:: Task to complete ::
Every record, from the first to the last, is to be printed again exactly.

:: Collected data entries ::
************
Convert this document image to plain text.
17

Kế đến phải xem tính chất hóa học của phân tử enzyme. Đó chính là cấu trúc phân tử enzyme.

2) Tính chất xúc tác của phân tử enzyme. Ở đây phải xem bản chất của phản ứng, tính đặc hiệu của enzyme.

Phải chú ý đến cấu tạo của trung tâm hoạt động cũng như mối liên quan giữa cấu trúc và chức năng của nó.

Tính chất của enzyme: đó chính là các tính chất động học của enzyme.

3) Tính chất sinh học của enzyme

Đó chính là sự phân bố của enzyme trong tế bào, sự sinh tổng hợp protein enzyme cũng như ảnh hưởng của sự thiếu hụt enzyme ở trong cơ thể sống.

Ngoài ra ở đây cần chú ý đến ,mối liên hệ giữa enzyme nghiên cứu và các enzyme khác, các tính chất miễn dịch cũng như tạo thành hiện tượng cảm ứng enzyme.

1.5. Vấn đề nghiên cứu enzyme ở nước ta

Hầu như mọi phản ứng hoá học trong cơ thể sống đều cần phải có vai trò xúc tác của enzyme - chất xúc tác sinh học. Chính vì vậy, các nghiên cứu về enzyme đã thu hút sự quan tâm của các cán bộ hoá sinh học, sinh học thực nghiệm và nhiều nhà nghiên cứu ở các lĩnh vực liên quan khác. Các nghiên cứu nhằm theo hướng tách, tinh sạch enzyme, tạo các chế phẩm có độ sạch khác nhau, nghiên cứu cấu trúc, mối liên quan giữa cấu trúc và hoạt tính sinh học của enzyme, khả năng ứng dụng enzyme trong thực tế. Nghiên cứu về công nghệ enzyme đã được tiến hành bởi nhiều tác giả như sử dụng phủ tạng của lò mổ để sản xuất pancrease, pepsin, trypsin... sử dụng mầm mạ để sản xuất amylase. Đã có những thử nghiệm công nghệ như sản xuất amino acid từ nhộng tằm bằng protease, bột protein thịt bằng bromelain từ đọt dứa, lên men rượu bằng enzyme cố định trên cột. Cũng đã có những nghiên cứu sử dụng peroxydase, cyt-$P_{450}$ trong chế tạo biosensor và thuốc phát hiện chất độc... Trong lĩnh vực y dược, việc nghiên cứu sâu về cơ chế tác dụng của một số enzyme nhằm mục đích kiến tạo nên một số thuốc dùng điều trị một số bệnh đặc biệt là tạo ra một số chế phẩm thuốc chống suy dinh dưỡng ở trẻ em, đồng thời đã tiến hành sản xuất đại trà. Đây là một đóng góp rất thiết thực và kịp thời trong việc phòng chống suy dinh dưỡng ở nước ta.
************
:: Solution for this task ::
Convert this document image to plain text.
17

Kế đến phải xem tính chất hóa học của phân tử enzyme. Đó chính là cấu trúc phân tử enzyme.

2) Tính chất xúc tác của phân tử enzyme. Ở đây phải xem bản chất của phản ứng, tính đặc hiệu của enzyme.

Phải chú ý đến cấu tạo của trung tâm hoạt động cũng như mối liên quan giữa cấu trúc và chức năng của nó.

Tính chất của enzyme: đó chính là các tính chất động học của enzyme.

3) Tính chất sinh học của enzyme

Đó chính là sự phân bố của enzyme trong tế bào, sự sinh tổng hợp protein enzyme cũng như ảnh hưởng của sự thiếu hụt enzyme ở trong cơ thể sống.

Ngoài ra ở đây cần chú ý đến ,mối liên hệ giữa enzyme nghiên cứu và các enzyme khác, các tính chất miễn dịch cũng như tạo thành hiện tượng cảm ứng enzyme.

1.5. Vấn đề nghiên cứu enzyme ở nước ta

Hầu như mọi phản ứng hoá học trong cơ thể sống đều cần phải có vai trò xúc tác của enzyme - chất xúc tác sinh học. Chính vì vậy, các nghiên cứu về enzyme đã thu hút sự quan tâm của các cán bộ hoá sinh học, sinh học thực nghiệm và nhiều nhà nghiên cứu ở các lĩnh vực liên quan khác. Các nghiên cứu nhằm theo hướng tách, tinh sạch enzyme, tạo các chế phẩm có độ sạch khác nhau, nghiên cứu cấu trúc, mối liên quan giữa cấu trúc và hoạt tính sinh học của enzyme, khả năng ứng dụng enzyme trong thực tế. Nghiên cứu về công nghệ enzyme đã được tiến hành bởi nhiều tác giả như sử dụng phủ tạng của lò mổ để sản xuất pancrease, pepsin, trypsin... sử dụng mầm mạ để sản xuất amylase. Đã có những thử nghiệm công nghệ như sản xuất amino acid từ nhộng tằm bằng protease, bột protein thịt bằng bromelain từ đọt dứa, lên men rượu bằng enzyme cố định trên cột. Cũng đã có những nghiên cứu sử dụng peroxydase, cyt-$P_{450}$ trong chế tạo biosensor và thuốc phát hiện chất độc... Trong lĩnh vực y dược, việc nghiên cứu sâu về cơ chế tác dụng của một số enzyme nhằm mục đích kiến tạo nên một số thuốc dùng điều trị một số bệnh đặc biệt là tạo ra một số chế phẩm thuốc chống suy dinh dưỡng ở trẻ em, đồng thời đã tiến hành sản xuất đại trà. Đây là một đóng góp rất thiết thực và kịp thời trong việc phòng chống suy dinh dưỡng ở nước ta.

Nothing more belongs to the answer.